Copy each line of the listing below exactly.

Records excerpted from a collection
◇ ◇ ◇ ◇ ◇
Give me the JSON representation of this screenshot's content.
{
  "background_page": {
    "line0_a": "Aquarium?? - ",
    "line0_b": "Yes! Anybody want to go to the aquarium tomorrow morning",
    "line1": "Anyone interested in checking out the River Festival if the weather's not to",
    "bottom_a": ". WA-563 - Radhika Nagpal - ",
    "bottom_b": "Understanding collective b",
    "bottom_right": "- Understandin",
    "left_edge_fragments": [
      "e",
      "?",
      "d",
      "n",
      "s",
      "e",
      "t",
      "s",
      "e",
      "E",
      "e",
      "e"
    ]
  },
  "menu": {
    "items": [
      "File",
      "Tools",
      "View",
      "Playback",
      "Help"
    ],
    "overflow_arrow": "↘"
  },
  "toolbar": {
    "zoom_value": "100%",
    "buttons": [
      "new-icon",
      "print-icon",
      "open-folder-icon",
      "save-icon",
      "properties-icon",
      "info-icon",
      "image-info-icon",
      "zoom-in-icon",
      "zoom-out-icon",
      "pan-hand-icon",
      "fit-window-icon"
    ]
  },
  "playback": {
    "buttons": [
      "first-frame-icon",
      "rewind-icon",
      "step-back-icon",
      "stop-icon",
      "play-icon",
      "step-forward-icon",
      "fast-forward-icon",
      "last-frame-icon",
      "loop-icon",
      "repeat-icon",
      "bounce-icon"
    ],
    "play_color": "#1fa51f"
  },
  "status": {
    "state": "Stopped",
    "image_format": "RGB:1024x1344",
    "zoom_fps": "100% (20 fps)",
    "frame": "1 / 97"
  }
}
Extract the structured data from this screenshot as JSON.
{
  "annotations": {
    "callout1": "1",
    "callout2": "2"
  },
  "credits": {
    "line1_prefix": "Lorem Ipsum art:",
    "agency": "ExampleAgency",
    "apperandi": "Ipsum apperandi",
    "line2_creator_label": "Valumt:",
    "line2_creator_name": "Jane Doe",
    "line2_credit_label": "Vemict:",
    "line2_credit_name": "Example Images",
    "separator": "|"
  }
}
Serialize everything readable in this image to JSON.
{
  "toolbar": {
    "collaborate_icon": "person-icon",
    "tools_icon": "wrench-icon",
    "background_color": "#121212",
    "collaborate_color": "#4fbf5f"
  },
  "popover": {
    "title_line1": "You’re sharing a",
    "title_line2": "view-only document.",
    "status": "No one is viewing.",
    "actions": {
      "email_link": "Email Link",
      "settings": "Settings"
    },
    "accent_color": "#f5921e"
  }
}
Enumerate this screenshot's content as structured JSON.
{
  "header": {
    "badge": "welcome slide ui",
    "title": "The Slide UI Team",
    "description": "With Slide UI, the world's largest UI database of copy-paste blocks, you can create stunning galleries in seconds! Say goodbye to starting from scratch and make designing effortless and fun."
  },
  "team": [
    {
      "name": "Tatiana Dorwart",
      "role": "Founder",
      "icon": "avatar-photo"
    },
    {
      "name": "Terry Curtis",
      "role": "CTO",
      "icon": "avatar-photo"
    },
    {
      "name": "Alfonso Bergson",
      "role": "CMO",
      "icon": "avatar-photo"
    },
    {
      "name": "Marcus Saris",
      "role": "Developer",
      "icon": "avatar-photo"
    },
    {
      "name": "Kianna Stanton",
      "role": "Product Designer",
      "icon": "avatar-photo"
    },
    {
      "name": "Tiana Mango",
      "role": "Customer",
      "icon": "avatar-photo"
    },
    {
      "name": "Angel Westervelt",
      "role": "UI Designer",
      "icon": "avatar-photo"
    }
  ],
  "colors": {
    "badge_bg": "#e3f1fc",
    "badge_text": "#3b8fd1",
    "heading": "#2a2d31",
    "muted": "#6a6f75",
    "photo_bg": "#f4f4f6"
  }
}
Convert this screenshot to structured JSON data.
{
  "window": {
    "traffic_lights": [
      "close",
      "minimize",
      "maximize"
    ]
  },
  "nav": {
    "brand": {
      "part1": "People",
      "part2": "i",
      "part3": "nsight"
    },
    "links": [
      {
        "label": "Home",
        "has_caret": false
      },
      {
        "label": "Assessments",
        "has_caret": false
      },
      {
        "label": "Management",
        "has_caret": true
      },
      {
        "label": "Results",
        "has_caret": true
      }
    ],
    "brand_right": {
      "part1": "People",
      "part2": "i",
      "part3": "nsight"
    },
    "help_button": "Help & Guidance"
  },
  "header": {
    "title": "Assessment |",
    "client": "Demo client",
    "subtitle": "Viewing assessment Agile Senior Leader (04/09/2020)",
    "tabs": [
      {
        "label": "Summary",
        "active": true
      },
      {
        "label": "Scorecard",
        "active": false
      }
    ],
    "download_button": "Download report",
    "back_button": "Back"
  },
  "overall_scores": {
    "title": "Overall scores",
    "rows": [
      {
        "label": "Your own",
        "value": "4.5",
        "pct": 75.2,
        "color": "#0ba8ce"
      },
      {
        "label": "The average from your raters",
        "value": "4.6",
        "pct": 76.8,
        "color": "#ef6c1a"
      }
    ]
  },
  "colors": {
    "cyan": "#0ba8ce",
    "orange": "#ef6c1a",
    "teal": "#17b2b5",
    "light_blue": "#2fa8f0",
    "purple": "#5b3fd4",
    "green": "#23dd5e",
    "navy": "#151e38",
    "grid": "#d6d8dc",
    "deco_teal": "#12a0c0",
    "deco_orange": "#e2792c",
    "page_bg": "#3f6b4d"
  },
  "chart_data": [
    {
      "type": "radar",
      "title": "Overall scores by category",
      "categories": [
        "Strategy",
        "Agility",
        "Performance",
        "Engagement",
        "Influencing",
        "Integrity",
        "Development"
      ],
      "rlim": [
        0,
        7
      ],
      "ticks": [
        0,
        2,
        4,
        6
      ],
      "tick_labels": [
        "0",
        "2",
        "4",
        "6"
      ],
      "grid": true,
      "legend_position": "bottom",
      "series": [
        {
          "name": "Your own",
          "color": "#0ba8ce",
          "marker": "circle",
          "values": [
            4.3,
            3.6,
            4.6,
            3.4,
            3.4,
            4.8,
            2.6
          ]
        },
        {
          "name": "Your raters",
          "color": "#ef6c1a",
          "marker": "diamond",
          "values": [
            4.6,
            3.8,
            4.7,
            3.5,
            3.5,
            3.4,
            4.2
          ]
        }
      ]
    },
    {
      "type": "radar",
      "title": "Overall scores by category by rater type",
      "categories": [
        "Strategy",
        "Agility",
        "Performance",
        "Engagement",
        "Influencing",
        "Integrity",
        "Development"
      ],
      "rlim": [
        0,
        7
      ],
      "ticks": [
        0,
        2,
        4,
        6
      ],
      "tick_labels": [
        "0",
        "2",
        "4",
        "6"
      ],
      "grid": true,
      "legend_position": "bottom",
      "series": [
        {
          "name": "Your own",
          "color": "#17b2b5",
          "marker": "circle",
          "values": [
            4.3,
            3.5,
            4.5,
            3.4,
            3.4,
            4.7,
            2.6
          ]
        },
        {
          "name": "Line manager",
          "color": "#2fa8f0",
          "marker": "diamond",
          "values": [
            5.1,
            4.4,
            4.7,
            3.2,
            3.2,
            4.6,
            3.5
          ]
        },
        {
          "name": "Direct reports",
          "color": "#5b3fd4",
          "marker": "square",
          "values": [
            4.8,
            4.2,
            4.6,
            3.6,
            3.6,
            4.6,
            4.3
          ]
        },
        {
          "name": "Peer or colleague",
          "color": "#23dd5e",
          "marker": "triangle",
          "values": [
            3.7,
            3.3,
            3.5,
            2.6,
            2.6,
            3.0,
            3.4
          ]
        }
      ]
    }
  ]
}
◇ ◇ ◇ ◇ ◇
-- EXPECTED ANSWER --
Give me the JSON representation of this screenshot's content.
{
  "background_page": {
    "line0_a": "Aquarium?? - ",
    "line0_b": "Yes! Anybody want to go to the aquarium tomorrow morning",
    "line1": "Anyone interested in checking out the River Festival if the weather's not to",
    "bottom_a": ". WA-563 - Radhika Nagpal - ",
    "bottom_b": "Understanding collective b",
    "bottom_right": "- Understandin",
    "left_edge_fragments": [
      "e",
      "?",
      "d",
      "n",
      "s",
      "e",
      "t",
      "s",
      "e",
      "E",
      "e",
      "e"
    ]
  },
  "menu": {
    "items": [
      "File",
      "Tools",
      "View",
      "Playback",
      "Help"
    ],
    "overflow_arrow": "↘"
  },
  "toolbar": {
    "zoom_value": "100%",
    "buttons": [
      "new-icon",
      "print-icon",
      "open-folder-icon",
      "save-icon",
      "properties-icon",
      "info-icon",
      "image-info-icon",
      "zoom-in-icon",
      "zoom-out-icon",
      "pan-hand-icon",
      "fit-window-icon"
    ]
  },
  "playback": {
    "buttons": [
      "first-frame-icon",
      "rewind-icon",
      "step-back-icon",
      "stop-icon",
      "play-icon",
      "step-forward-icon",
      "fast-forward-icon",
      "last-frame-icon",
      "loop-icon",
      "repeat-icon",
      "bounce-icon"
    ],
    "play_color": "#1fa51f"
  },
  "status": {
    "state": "Stopped",
    "image_format": "RGB:1024x1344",
    "zoom_fps": "100% (20 fps)",
    "frame": "1 / 97"
  }
}
Extract the structured data from this screenshot as JSON.
{
  "annotations": {
    "callout1": "1",
    "callout2": "2"
  },
  "credits": {
    "line1_prefix": "Lorem Ipsum art:",
    "agency": "ExampleAgency",
    "apperandi": "Ipsum apperandi",
    "line2_creator_label": "Valumt:",
    "line2_creator_name": "Jane Doe",
    "line2_credit_label": "Vemict:",
    "line2_credit_name": "Example Images",
    "separator": "|"
  }
}
Serialize everything readable in this image to JSON.
{
  "toolbar": {
    "collaborate_icon": "person-icon",
    "tools_icon": "wrench-icon",
    "background_color": "#121212",
    "collaborate_color": "#4fbf5f"
  },
  "popover": {
    "title_line1": "You’re sharing a",
    "title_line2": "view-only document.",
    "status": "No one is viewing.",
    "actions": {
      "email_link": "Email Link",
      "settings": "Settings"
    },
    "accent_color": "#f5921e"
  }
}
Enumerate this screenshot's content as structured JSON.
{
  "header": {
    "badge": "welcome slide ui",
    "title": "The Slide UI Team",
    "description": "With Slide UI, the world's largest UI database of copy-paste blocks, you can create stunning galleries in seconds! Say goodbye to starting from scratch and make designing effortless and fun."
  },
  "team": [
    {
      "name": "Tatiana Dorwart",
      "role": "Founder",
      "icon": "avatar-photo"
    },
    {
      "name": "Terry Curtis",
      "role": "CTO",
      "icon": "avatar-photo"
    },
    {
      "name": "Alfonso Bergson",
      "role": "CMO",
      "icon": "avatar-photo"
    },
    {
      "name": "Marcus Saris",
      "role": "Developer",
      "icon": "avatar-photo"
    },
    {
      "name": "Kianna Stanton",
      "role": "Product Designer",
      "icon": "avatar-photo"
    },
    {
      "name": "Tiana Mango",
      "role": "Customer",
      "icon": "avatar-photo"
    },
    {
      "name": "Angel Westervelt",
      "role": "UI Designer",
      "icon": "avatar-photo"
    }
  ],
  "colors": {
    "badge_bg": "#e3f1fc",
    "badge_text": "#3b8fd1",
    "heading": "#2a2d31",
    "muted": "#6a6f75",
    "photo_bg": "#f4f4f6"
  }
}
Convert this screenshot to structured JSON data.
{
  "window": {
    "traffic_lights": [
      "close",
      "minimize",
      "maximize"
    ]
  },
  "nav": {
    "brand": {
      "part1": "People",
      "part2": "i",
      "part3": "nsight"
    },
    "links": [
      {
        "label": "Home",
        "has_caret": false
      },
      {
        "label": "Assessments",
        "has_caret": false
      },
      {
        "label": "Management",
        "has_caret": true
      },
      {
        "label": "Results",
        "has_caret": true
      }
    ],
    "brand_right": {
      "part1": "People",
      "part2": "i",
      "part3": "nsight"
    },
    "help_button": "Help & Guidance"
  },
  "header": {
    "title": "Assessment |",
    "client": "Demo client",
    "subtitle": "Viewing assessment Agile Senior Leader (04/09/2020)",
    "tabs": [
      {
        "label": "Summary",
        "active": true
      },
      {
        "label": "Scorecard",
        "active": false
      }
    ],
    "download_button": "Download report",
    "back_button": "Back"
  },
  "overall_scores": {
    "title": "Overall scores",
    "rows": [
      {
        "label": "Your own",
        "value": "4.5",
        "pct": 75.2,
        "color": "#0ba8ce"
      },
      {
        "label": "The average from your raters",
        "value": "4.6",
        "pct": 76.8,
        "color": "#ef6c1a"
      }
    ]
  },
  "colors": {
    "cyan": "#0ba8ce",
    "orange": "#ef6c1a",
    "teal": "#17b2b5",
    "light_blue": "#2fa8f0",
    "purple": "#5b3fd4",
    "green": "#23dd5e",
    "navy": "#151e38",
    "grid": "#d6d8dc",
    "deco_teal": "#12a0c0",
    "deco_orange": "#e2792c",
    "page_bg": "#3f6b4d"
  },
  "chart_data": [
    {
      "type": "radar",
      "title": "Overall scores by category",
      "categories": [
        "Strategy",
        "Agility",
        "Performance",
        "Engagement",
        "Influencing",
        "Integrity",
        "Development"
      ],
      "rlim": [
        0,
        7
      ],
      "ticks": [
        0,
        2,
        4,
        6
      ],
      "tick_labels": [
        "0",
        "2",
        "4",
        "6"
      ],
      "grid": true,
      "legend_position": "bottom",
      "series": [
        {
          "name": "Your own",
          "color": "#0ba8ce",
          "marker": "circle",
          "values": [
            4.3,
            3.6,
            4.6,
            3.4,
            3.4,
            4.8,
            2.6
          ]
        },
        {
          "name": "Your raters",
          "color": "#ef6c1a",
          "marker": "diamond",
          "values": [
            4.6,
            3.8,
            4.7,
            3.5,
            3.5,
            3.4,
            4.2
          ]
        }
      ]
    },
    {
      "type": "radar",
      "title": "Overall scores by category by rater type",
      "categories": [
        "Strategy",
        "Agility",
        "Performance",
        "Engagement",
        "Influencing",
        "Integrity",
        "Development"
      ],
      "rlim": [
        0,
        7
      ],
      "ticks": [
        0,
        2,
        4,
        6
      ],
      "tick_labels": [
        "0",
        "2",
        "4",
        "6"
      ],
      "grid": true,
      "legend_position": "bottom",
      "series": [
        {
          "name": "Your own",
          "color": "#17b2b5",
          "marker": "circle",
          "values": [
            4.3,
            3.5,
            4.5,
            3.4,
            3.4,
            4.7,
            2.6
          ]
        },
        {
          "name": "Line manager",
          "color": "#2fa8f0",
          "marker": "diamond",
          "values": [
            5.1,
            4.4,
            4.7,
            3.2,
            3.2,
            4.6,
            3.5
          ]
        },
        {
          "name": "Direct reports",
          "color": "#5b3fd4",
          "marker": "square",
          "values": [
            4.8,
            4.2,
            4.6,
            3.6,
            3.6,
            4.6,
            4.3
          ]
        },
        {
          "name": "Peer or colleague",
          "color": "#23dd5e",
          "marker": "triangle",
          "values": [
            3.7,
            3.3,
            3.5,
            2.6,
            2.6,
            3.0,
            3.4
          ]
        }
      ]
    }
  ]
}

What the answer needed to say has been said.